* GIVEN INSTRUCTION
Here are some records; copy every line that holds the word "subtitle".

◆ ◆ ◆

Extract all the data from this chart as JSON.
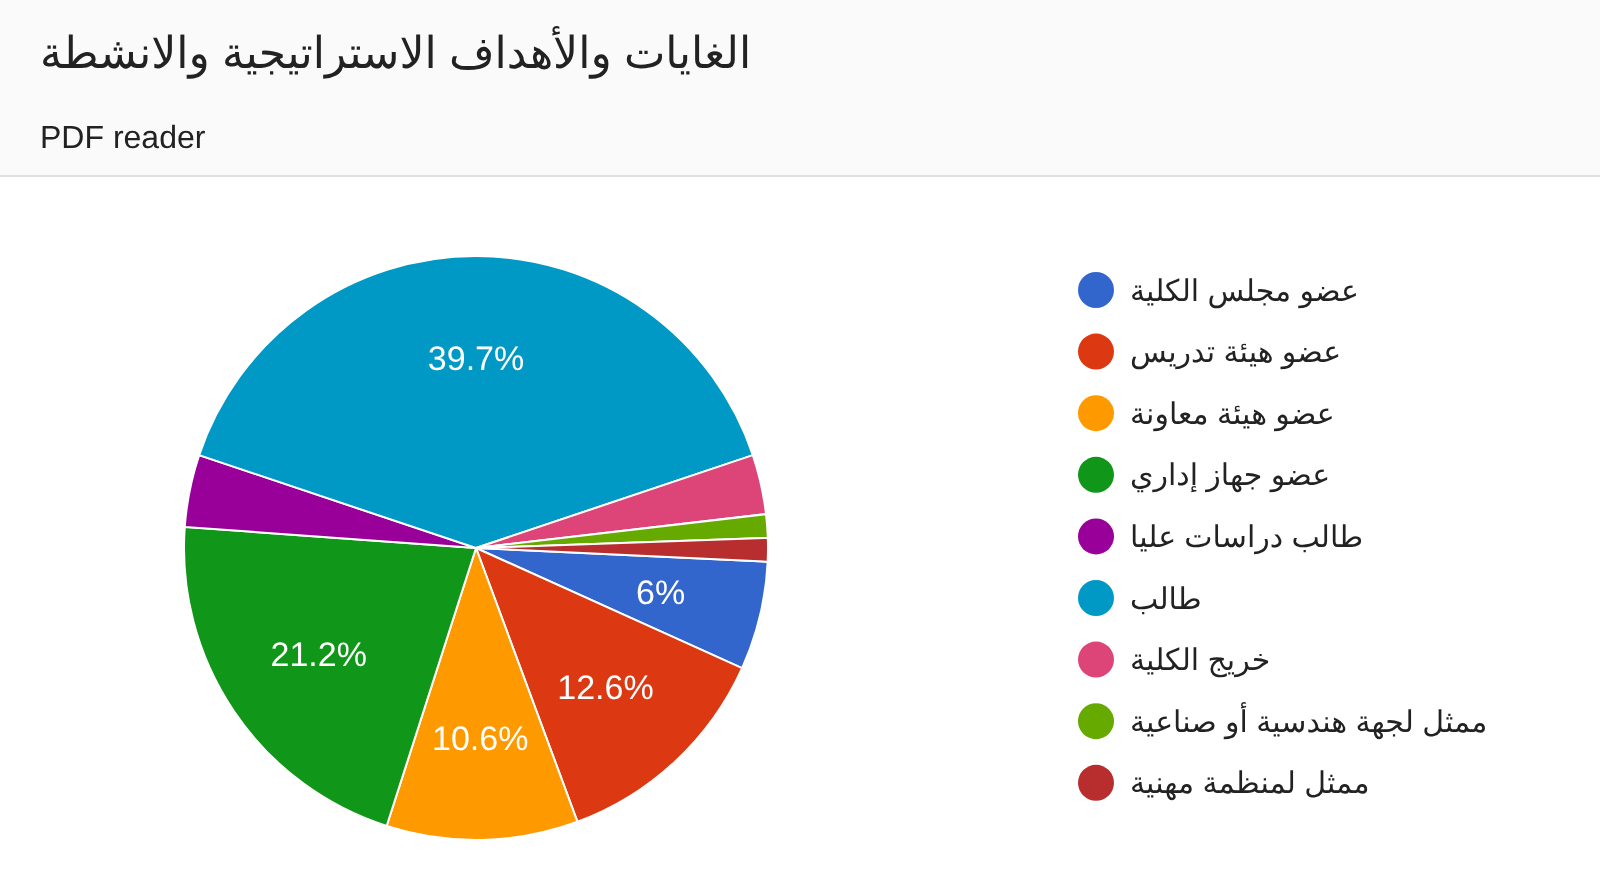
{
  "chart_data": {
    "type": "pie",
    "title": "الغايات والأهداف الاستراتيجية والانشطة",
    "subtitle": "PDF reader",
    "categories": [
      "عضو مجلس الكلية",
      "عضو هيئة تدريس",
      "عضو هيئة معاونة",
      "عضو جهاز إداري",
      "طالب دراسات عليا",
      "طالب",
      "خريج الكلية",
      "ممثل لجهة هندسية أو صناعية",
      "ممثل لمنظمة مهنية"
    ],
    "values": [
      6,
      12.6,
      10.6,
      21.2,
      4,
      39.7,
      3.3,
      1.3,
      1.3
    ],
    "colors": [
      "#3366cc",
      "#dc3912",
      "#ff9900",
      "#109618",
      "#990099",
      "#0099c6",
      "#dd4477",
      "#66aa00",
      "#b82e2e"
    ],
    "value_labels": [
      "6%",
      "12.6%",
      "10.6%",
      "21.2%",
      null,
      "39.7%",
      null,
      null,
      null
    ],
    "legend": "right"
  }
}
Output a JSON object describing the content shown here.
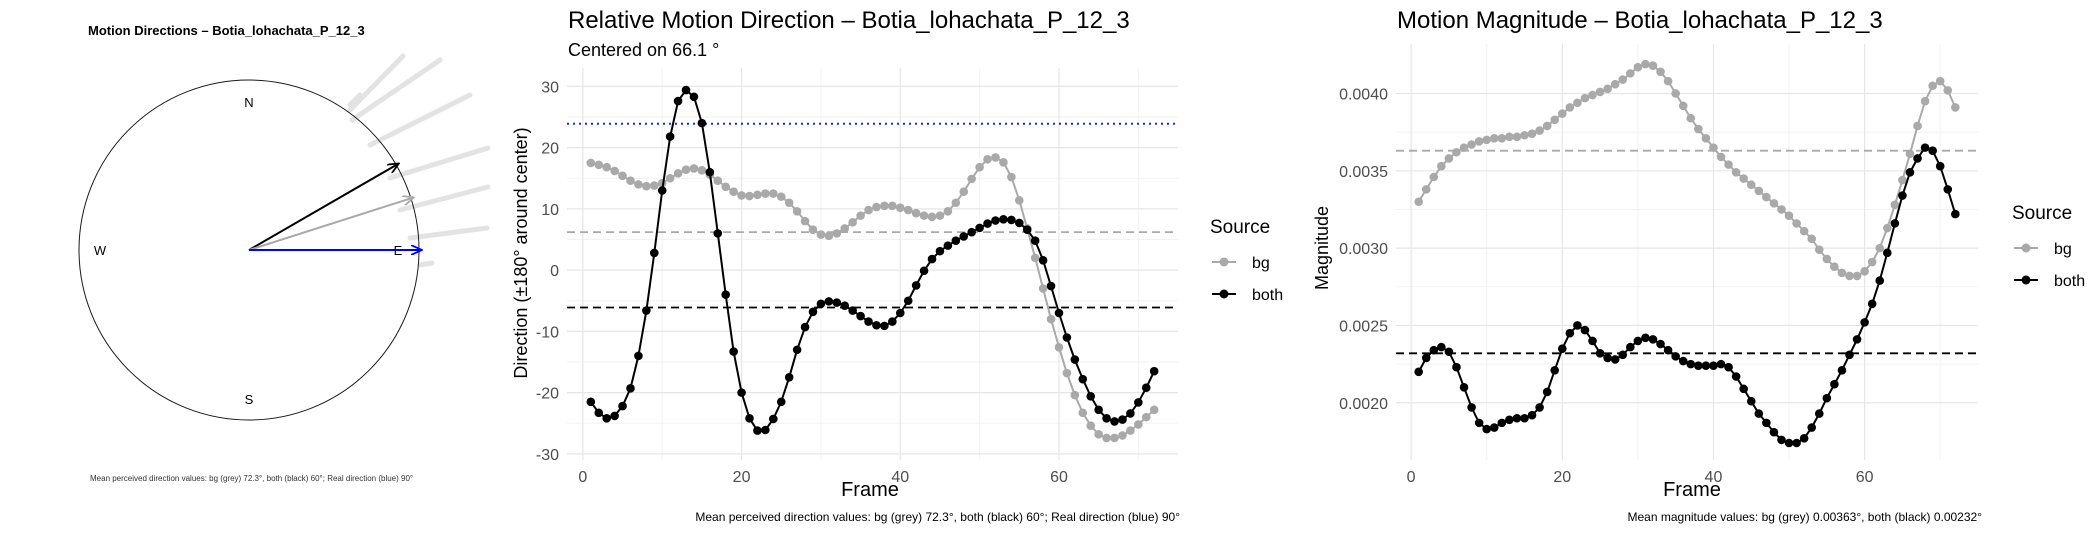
{
  "compass": {
    "title": "Motion Directions – Botia_lohachata_P_12_3",
    "labels": {
      "n": "N",
      "s": "S",
      "e": "E",
      "w": "W"
    },
    "arrows": [
      {
        "name": "both",
        "angle_deg": 60,
        "color": "#000000"
      },
      {
        "name": "bg",
        "angle_deg": 72.3,
        "color": "#a9a9a9"
      },
      {
        "name": "real",
        "angle_deg": 90,
        "color": "#0000ff"
      }
    ],
    "caption": "Mean perceived direction values: bg (grey) 72.3°, both (black) 60°; Real direction (blue) 90°"
  },
  "chart_data": [
    {
      "type": "line",
      "title": "Relative Motion Direction – Botia_lohachata_P_12_3",
      "subtitle": "Centered on  66.1 °",
      "xlabel": "Frame",
      "ylabel": "Direction (±180° around center)",
      "xlim": [
        -2,
        75
      ],
      "ylim": [
        -31,
        33
      ],
      "xticks": [
        0,
        20,
        40,
        60
      ],
      "yticks": [
        -30,
        -20,
        -10,
        0,
        10,
        20,
        30
      ],
      "grid": true,
      "legend": {
        "title": "Source",
        "position": "right",
        "entries": [
          "bg",
          "both"
        ]
      },
      "reference_lines": [
        {
          "name": "real",
          "y": 23.9,
          "style": "dotted",
          "color": "#1a2fc2"
        },
        {
          "name": "bg-mean",
          "y": 6.2,
          "style": "dashed",
          "color": "#a9a9a9"
        },
        {
          "name": "both-mean",
          "y": -6.1,
          "style": "dashed",
          "color": "#000000"
        }
      ],
      "series": [
        {
          "name": "bg",
          "color": "#a9a9a9",
          "x": [
            1,
            2,
            3,
            4,
            5,
            6,
            7,
            8,
            9,
            10,
            11,
            12,
            13,
            14,
            15,
            16,
            17,
            18,
            19,
            20,
            21,
            22,
            23,
            24,
            25,
            26,
            27,
            28,
            29,
            30,
            31,
            32,
            33,
            34,
            35,
            36,
            37,
            38,
            39,
            40,
            41,
            42,
            43,
            44,
            45,
            46,
            47,
            48,
            49,
            50,
            51,
            52,
            53,
            54,
            55,
            56,
            57,
            58,
            59,
            60,
            61,
            62,
            63,
            64,
            65,
            66,
            67,
            68,
            69,
            70,
            71,
            72
          ],
          "y": [
            17.5,
            17.2,
            16.8,
            16.2,
            15.4,
            14.6,
            14,
            13.7,
            13.8,
            14.2,
            15,
            15.8,
            16.4,
            16.6,
            16.3,
            15.6,
            14.6,
            13.6,
            12.8,
            12.2,
            12.1,
            12.3,
            12.5,
            12.5,
            12,
            11,
            9.6,
            8,
            6.6,
            5.8,
            5.6,
            6,
            6.8,
            7.8,
            8.9,
            9.8,
            10.3,
            10.5,
            10.5,
            10.2,
            9.8,
            9.3,
            8.9,
            8.7,
            8.9,
            9.6,
            11,
            12.8,
            14.9,
            16.8,
            18.1,
            18.4,
            17.6,
            15.2,
            11.4,
            6.8,
            2,
            -3,
            -8,
            -12.6,
            -16.8,
            -20.4,
            -23.3,
            -25.4,
            -26.8,
            -27.4,
            -27.4,
            -27,
            -26.2,
            -25.2,
            -24,
            -22.8
          ]
        },
        {
          "name": "both",
          "color": "#000000",
          "x": [
            1,
            2,
            3,
            4,
            5,
            6,
            7,
            8,
            9,
            10,
            11,
            12,
            13,
            14,
            15,
            16,
            17,
            18,
            19,
            20,
            21,
            22,
            23,
            24,
            25,
            26,
            27,
            28,
            29,
            30,
            31,
            32,
            33,
            34,
            35,
            36,
            37,
            38,
            39,
            40,
            41,
            42,
            43,
            44,
            45,
            46,
            47,
            48,
            49,
            50,
            51,
            52,
            53,
            54,
            55,
            56,
            57,
            58,
            59,
            60,
            61,
            62,
            63,
            64,
            65,
            66,
            67,
            68,
            69,
            70,
            71,
            72
          ],
          "y": [
            -21.5,
            -23.3,
            -24.2,
            -23.8,
            -22.2,
            -19.3,
            -14,
            -6.6,
            2.8,
            13,
            21.8,
            27.6,
            29.4,
            28.3,
            24,
            16,
            6,
            -4,
            -13.3,
            -20,
            -24.2,
            -26.2,
            -26.1,
            -24.3,
            -21.5,
            -17.5,
            -13,
            -9.3,
            -6.8,
            -5.5,
            -5.1,
            -5.3,
            -5.8,
            -6.6,
            -7.5,
            -8.4,
            -9,
            -9.1,
            -8.4,
            -7,
            -5,
            -2.5,
            -0.1,
            1.8,
            3.1,
            4,
            4.8,
            5.5,
            6.2,
            6.9,
            7.6,
            8.1,
            8.3,
            8.2,
            7.7,
            6.6,
            4.8,
            1.6,
            -2.6,
            -7,
            -11,
            -14.6,
            -17.8,
            -20.6,
            -22.8,
            -24.2,
            -24.7,
            -24.4,
            -23.4,
            -21.6,
            -19.2,
            -16.5
          ]
        }
      ],
      "caption": "Mean perceived direction values: bg (grey) 72.3°, both (black) 60°; Real direction (blue) 90°"
    },
    {
      "type": "line",
      "title": "Motion Magnitude – Botia_lohachata_P_12_3",
      "xlabel": "Frame",
      "ylabel": "Magnitude",
      "xlim": [
        -2,
        75
      ],
      "ylim": [
        0.00163,
        0.00432
      ],
      "xticks": [
        0,
        20,
        40,
        60
      ],
      "yticks": [
        0.002,
        0.0025,
        0.003,
        0.0035,
        0.004
      ],
      "ytick_labels": [
        "0.0020",
        "0.0025",
        "0.0030",
        "0.0035",
        "0.0040"
      ],
      "grid": true,
      "legend": {
        "title": "Source",
        "position": "right",
        "entries": [
          "bg",
          "both"
        ]
      },
      "reference_lines": [
        {
          "name": "bg-mean",
          "y": 0.00363,
          "style": "dashed",
          "color": "#a9a9a9"
        },
        {
          "name": "both-mean",
          "y": 0.00232,
          "style": "dashed",
          "color": "#000000"
        }
      ],
      "series": [
        {
          "name": "bg",
          "color": "#a9a9a9",
          "x": [
            1,
            2,
            3,
            4,
            5,
            6,
            7,
            8,
            9,
            10,
            11,
            12,
            13,
            14,
            15,
            16,
            17,
            18,
            19,
            20,
            21,
            22,
            23,
            24,
            25,
            26,
            27,
            28,
            29,
            30,
            31,
            32,
            33,
            34,
            35,
            36,
            37,
            38,
            39,
            40,
            41,
            42,
            43,
            44,
            45,
            46,
            47,
            48,
            49,
            50,
            51,
            52,
            53,
            54,
            55,
            56,
            57,
            58,
            59,
            60,
            61,
            62,
            63,
            64,
            65,
            66,
            67,
            68,
            69,
            70,
            71,
            72
          ],
          "y": [
            0.0033,
            0.00338,
            0.00346,
            0.00353,
            0.00358,
            0.00362,
            0.00365,
            0.00367,
            0.00369,
            0.0037,
            0.00371,
            0.00371,
            0.00372,
            0.00372,
            0.00373,
            0.00374,
            0.00376,
            0.00379,
            0.00383,
            0.00387,
            0.00391,
            0.00394,
            0.00397,
            0.00399,
            0.00401,
            0.00403,
            0.00406,
            0.00409,
            0.00413,
            0.00417,
            0.00419,
            0.00418,
            0.00414,
            0.00408,
            0.004,
            0.00392,
            0.00384,
            0.00377,
            0.00371,
            0.00365,
            0.00359,
            0.00354,
            0.00349,
            0.00345,
            0.00341,
            0.00337,
            0.00333,
            0.00329,
            0.00325,
            0.00321,
            0.00316,
            0.00311,
            0.00306,
            0.00299,
            0.00293,
            0.00288,
            0.00284,
            0.00282,
            0.00282,
            0.00285,
            0.00291,
            0.003,
            0.00313,
            0.00328,
            0.00344,
            0.00361,
            0.00379,
            0.00395,
            0.00405,
            0.00408,
            0.00402,
            0.00391
          ]
        },
        {
          "name": "both",
          "color": "#000000",
          "x": [
            1,
            2,
            3,
            4,
            5,
            6,
            7,
            8,
            9,
            10,
            11,
            12,
            13,
            14,
            15,
            16,
            17,
            18,
            19,
            20,
            21,
            22,
            23,
            24,
            25,
            26,
            27,
            28,
            29,
            30,
            31,
            32,
            33,
            34,
            35,
            36,
            37,
            38,
            39,
            40,
            41,
            42,
            43,
            44,
            45,
            46,
            47,
            48,
            49,
            50,
            51,
            52,
            53,
            54,
            55,
            56,
            57,
            58,
            59,
            60,
            61,
            62,
            63,
            64,
            65,
            66,
            67,
            68,
            69,
            70,
            71,
            72
          ],
          "y": [
            0.0022,
            0.00229,
            0.00234,
            0.00236,
            0.00233,
            0.00223,
            0.0021,
            0.00197,
            0.00187,
            0.00183,
            0.00184,
            0.00187,
            0.00189,
            0.0019,
            0.0019,
            0.00192,
            0.00197,
            0.00207,
            0.00221,
            0.00235,
            0.00245,
            0.0025,
            0.00247,
            0.0024,
            0.00232,
            0.00229,
            0.00228,
            0.00231,
            0.00236,
            0.0024,
            0.00242,
            0.00241,
            0.00238,
            0.00234,
            0.0023,
            0.00227,
            0.00225,
            0.00224,
            0.00224,
            0.00224,
            0.00225,
            0.00223,
            0.00217,
            0.00209,
            0.00201,
            0.00193,
            0.00187,
            0.00181,
            0.00176,
            0.00174,
            0.00174,
            0.00177,
            0.00184,
            0.00193,
            0.00203,
            0.00212,
            0.00221,
            0.00231,
            0.00241,
            0.00252,
            0.00264,
            0.00279,
            0.00297,
            0.00316,
            0.00334,
            0.00349,
            0.00358,
            0.00365,
            0.00363,
            0.00353,
            0.00338,
            0.00322
          ]
        }
      ],
      "caption": "Mean magnitude values: bg (grey) 0.00363°, both (black) 0.00232°"
    }
  ]
}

◆ ◆ ◆

* WORKED ANSWER
    "subtitle": "PDF reader",
      "subtitle": "Centered on  66.1 °",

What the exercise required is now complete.